## Written exercise
Transcribe each line of the records below exactly, excluding any embedded images.

## Data to use
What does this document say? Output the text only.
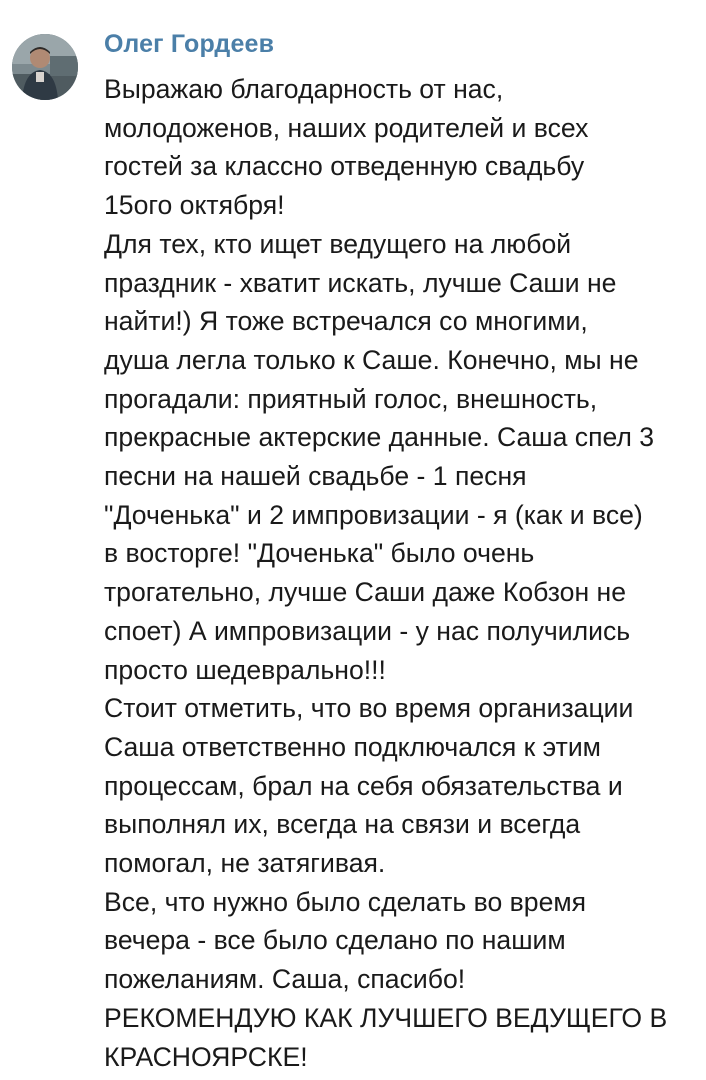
Олег Гордеев
Выражаю благодарность от нас,
молодоженов, наших родителей и всех
гостей за классно отведенную свадьбу
15ого октября!
Для тех, кто ищет ведущего на любой
праздник - хватит искать, лучше Саши не
найти!) Я тоже встречался со многими,
душа легла только к Саше. Конечно, мы не
прогадали: приятный голос, внешность,
прекрасные актерские данные. Саша спел 3
песни на нашей свадьбе - 1 песня
"Доченька" и 2 импровизации - я (как и все)
в восторге! "Доченька" было очень
трогательно, лучше Саши даже Кобзон не
споет) А импровизации - у нас получились
просто шедеврально!!!
Стоит отметить, что во время организации
Саша ответственно подключался к этим
процессам, брал на себя обязательства и
выполнял их, всегда на связи и всегда
помогал, не затягивая.
Все, что нужно было сделать во время
вечера - все было сделано по нашим
пожеланиям. Саша, спасибо!
РЕКОМЕНДУЮ КАК ЛУЧШЕГО ВЕДУЩЕГО В
КРАСНОЯРСКЕ!
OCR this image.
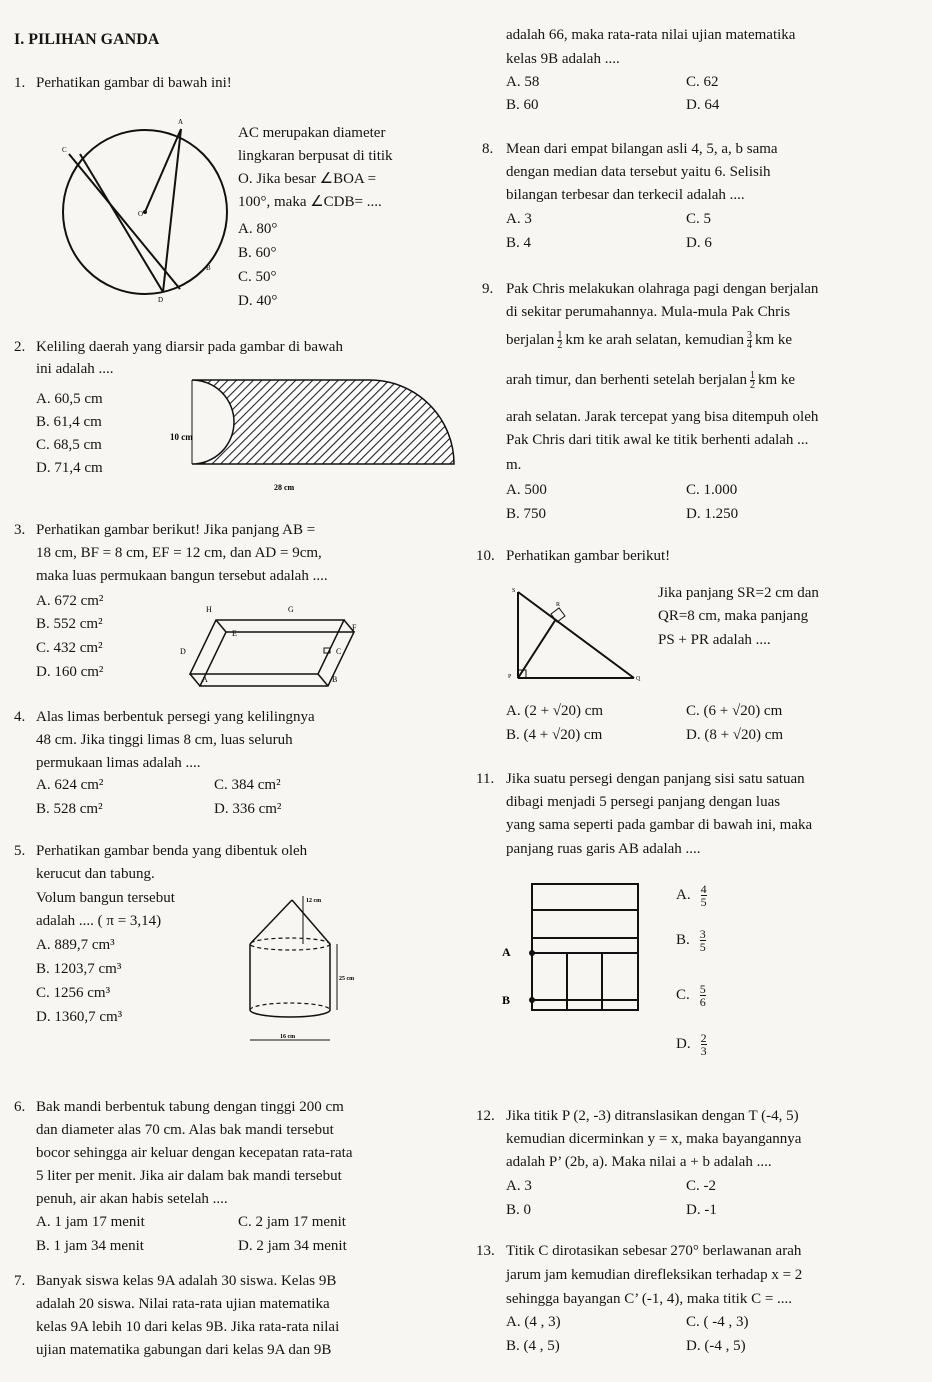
I. PILIHAN GANDA
1. Perhatikan gambar di bawah ini!
AC merupakan diameter
lingkaran berpusat di titik
O. Jika besar ∠BOA =
100°, maka ∠CDB= ....
A. 80°
B. 60°
C. 50°
D. 40°
A
C
O
B
D
2. Keliling daerah yang diarsir pada gambar di bawah
ini adalah ....
A. 60,5 cm
B. 61,4 cm
C. 68,5 cm
D. 71,4 cm
10 cm
28 cm
3. Perhatikan gambar berikut! Jika panjang AB =
18 cm, BF = 8 cm, EF = 12 cm, dan AD = 9cm,
maka luas permukaan bangun tersebut adalah ....
A. 672 cm²
B. 552 cm²
C. 432 cm²
D. 160 cm²
H	G
E
F
D	C
A	B
4. Alas limas berbentuk persegi yang kelilingnya
48 cm. Jika tinggi limas 8 cm, luas seluruh
permukaan limas adalah ....
A. 624 cm²	C. 384 cm²
B. 528 cm²	D. 336 cm²
5. Perhatikan gambar benda yang dibentuk oleh
kerucut dan tabung.
Volum bangun tersebut
adalah .... ( π = 3,14)
A. 889,7 cm³
B. 1203,7 cm³
C. 1256 cm³
D. 1360,7 cm³
12 cm
25 cm
16 cm
6. Bak mandi berbentuk tabung dengan tinggi 200 cm
dan diameter alas 70 cm. Alas bak mandi tersebut
bocor sehingga air keluar dengan kecepatan rata-rata
5 liter per menit. Jika air dalam bak mandi tersebut
penuh, air akan habis setelah ....
A. 1 jam 17 menit	C. 2 jam 17 menit
B. 1 jam 34 menit	D. 2 jam 34 menit
7. Banyak siswa kelas 9A adalah 30 siswa. Kelas 9B
adalah 20 siswa. Nilai rata-rata ujian matematika
kelas 9A lebih 10 dari kelas 9B. Jika rata-rata nilai
ujian matematika gabungan dari kelas 9A dan 9B
adalah 66, maka rata-rata nilai ujian matematika
kelas 9B adalah ....
A. 58	C. 62
B. 60	D. 64
8. Mean dari empat bilangan asli 4, 5, a, b sama
dengan median data tersebut yaitu 6. Selisih
bilangan terbesar dan terkecil adalah ....
A. 3	C. 5
B. 4	D. 6
9. Pak Chris melakukan olahraga pagi dengan berjalan
di sekitar perumahannya. Mula-mula Pak Chris
berjalan $\frac{1}{2}$ km ke arah selatan, kemudian $\frac{3}{4}$ km ke
arah timur, dan berhenti setelah berjalan $\frac{1}{2}$ km ke
arah selatan. Jarak tercepat yang bisa ditempuh oleh
Pak Chris dari titik awal ke titik berhenti adalah ...
m.
A. 500	C. 1.000
B. 750	D. 1.250
10. Perhatikan gambar berikut!
Jika panjang SR=2 cm dan
QR=8 cm, maka panjang
PS + PR adalah ....
S
R
P	Q
A. (2 + √20) cm	C. (6 + √20) cm
B. (4 + √20) cm	D. (8 + √20) cm
11. Jika suatu persegi dengan panjang sisi satu satuan
dibagi menjadi 5 persegi panjang dengan luas
yang sama seperti pada gambar di bawah ini, maka
panjang ruas garis AB adalah ....
A
B
A. $\frac{4}{5}$
B. $\frac{3}{5}$
C. $\frac{5}{6}$
D. $\frac{2}{3}$
12. Jika titik P (2, -3) ditranslasikan dengan T (-4, 5)
kemudian dicerminkan y = x, maka bayangannya
adalah P’ (2b, a). Maka nilai a + b adalah ....
A. 3	C. -2
B. 0	D. -1
13. Titik C dirotasikan sebesar 270° berlawanan arah
jarum jam kemudian direfleksikan terhadap x = 2
sehingga bayangan C’ (-1, 4), maka titik C = ....
A. (4 , 3)	C. ( -4 , 3)
B. (4 , 5)	D. (-4 , 5)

## Response to this exercise
What does this document say? Output the text only.
Олег Гордеев
Выражаю благодарность от нас,
молодоженов, наших родителей и всех
гостей за классно отведенную свадьбу
15ого октября!
Для тех, кто ищет ведущего на любой
праздник - хватит искать, лучше Саши не
найти!) Я тоже встречался со многими,
душа легла только к Саше. Конечно, мы не
прогадали: приятный голос, внешность,
прекрасные актерские данные. Саша спел 3
песни на нашей свадьбе - 1 песня
"Доченька" и 2 импровизации - я (как и все)
в восторге! "Доченька" было очень
трогательно, лучше Саши даже Кобзон не
споет) А импровизации - у нас получились
просто шедеврально!!!
Стоит отметить, что во время организации
Саша ответственно подключался к этим
процессам, брал на себя обязательства и
выполнял их, всегда на связи и всегда
помогал, не затягивая.
Все, что нужно было сделать во время
вечера - все было сделано по нашим
пожеланиям. Саша, спасибо!
РЕКОМЕНДУЮ КАК ЛУЧШЕГО ВЕДУЩЕГО В
КРАСНОЯРСКЕ!
OCR this image.
I. PILIHAN GANDA
1. Perhatikan gambar di bawah ini!
AC merupakan diameter
lingkaran berpusat di titik
O. Jika besar ∠BOA =
100°, maka ∠CDB= ....
A. 80°
B. 60°
C. 50°
D. 40°
A
C
O
B
D
2. Keliling daerah yang diarsir pada gambar di bawah
ini adalah ....
A. 60,5 cm
B. 61,4 cm
C. 68,5 cm
D. 71,4 cm
10 cm
28 cm
3. Perhatikan gambar berikut! Jika panjang AB =
18 cm, BF = 8 cm, EF = 12 cm, dan AD = 9cm,
maka luas permukaan bangun tersebut adalah ....
A. 672 cm²
B. 552 cm²
C. 432 cm²
D. 160 cm²
H	G
E
F
D	C
A	B
4. Alas limas berbentuk persegi yang kelilingnya
48 cm. Jika tinggi limas 8 cm, luas seluruh
permukaan limas adalah ....
A. 624 cm²	C. 384 cm²
B. 528 cm²	D. 336 cm²
5. Perhatikan gambar benda yang dibentuk oleh
kerucut dan tabung.
Volum bangun tersebut
adalah .... ( π = 3,14)
A. 889,7 cm³
B. 1203,7 cm³
C. 1256 cm³
D. 1360,7 cm³
12 cm
25 cm
16 cm
6. Bak mandi berbentuk tabung dengan tinggi 200 cm
dan diameter alas 70 cm. Alas bak mandi tersebut
bocor sehingga air keluar dengan kecepatan rata-rata
5 liter per menit. Jika air dalam bak mandi tersebut
penuh, air akan habis setelah ....
A. 1 jam 17 menit	C. 2 jam 17 menit
B. 1 jam 34 menit	D. 2 jam 34 menit
7. Banyak siswa kelas 9A adalah 30 siswa. Kelas 9B
adalah 20 siswa. Nilai rata-rata ujian matematika
kelas 9A lebih 10 dari kelas 9B. Jika rata-rata nilai
ujian matematika gabungan dari kelas 9A dan 9B
adalah 66, maka rata-rata nilai ujian matematika
kelas 9B adalah ....
A. 58	C. 62
B. 60	D. 64
8. Mean dari empat bilangan asli 4, 5, a, b sama
dengan median data tersebut yaitu 6. Selisih
bilangan terbesar dan terkecil adalah ....
A. 3	C. 5
B. 4	D. 6
9. Pak Chris melakukan olahraga pagi dengan berjalan
di sekitar perumahannya. Mula-mula Pak Chris
berjalan $\frac{1}{2}$ km ke arah selatan, kemudian $\frac{3}{4}$ km ke
arah timur, dan berhenti setelah berjalan $\frac{1}{2}$ km ke
arah selatan. Jarak tercepat yang bisa ditempuh oleh
Pak Chris dari titik awal ke titik berhenti adalah ...
m.
A. 500	C. 1.000
B. 750	D. 1.250
10. Perhatikan gambar berikut!
Jika panjang SR=2 cm dan
QR=8 cm, maka panjang
PS + PR adalah ....
S
R
P	Q
A. (2 + √20) cm	C. (6 + √20) cm
B. (4 + √20) cm	D. (8 + √20) cm
11. Jika suatu persegi dengan panjang sisi satu satuan
dibagi menjadi 5 persegi panjang dengan luas
yang sama seperti pada gambar di bawah ini, maka
panjang ruas garis AB adalah ....
A
B
A. $\frac{4}{5}$
B. $\frac{3}{5}$
C. $\frac{5}{6}$
D. $\frac{2}{3}$
12. Jika titik P (2, -3) ditranslasikan dengan T (-4, 5)
kemudian dicerminkan y = x, maka bayangannya
adalah P’ (2b, a). Maka nilai a + b adalah ....
A. 3	C. -2
B. 0	D. -1
13. Titik C dirotasikan sebesar 270° berlawanan arah
jarum jam kemudian direfleksikan terhadap x = 2
sehingga bayangan C’ (-1, 4), maka titik C = ....
A. (4 , 3)	C. ( -4 , 3)
B. (4 , 5)	D. (-4 , 5)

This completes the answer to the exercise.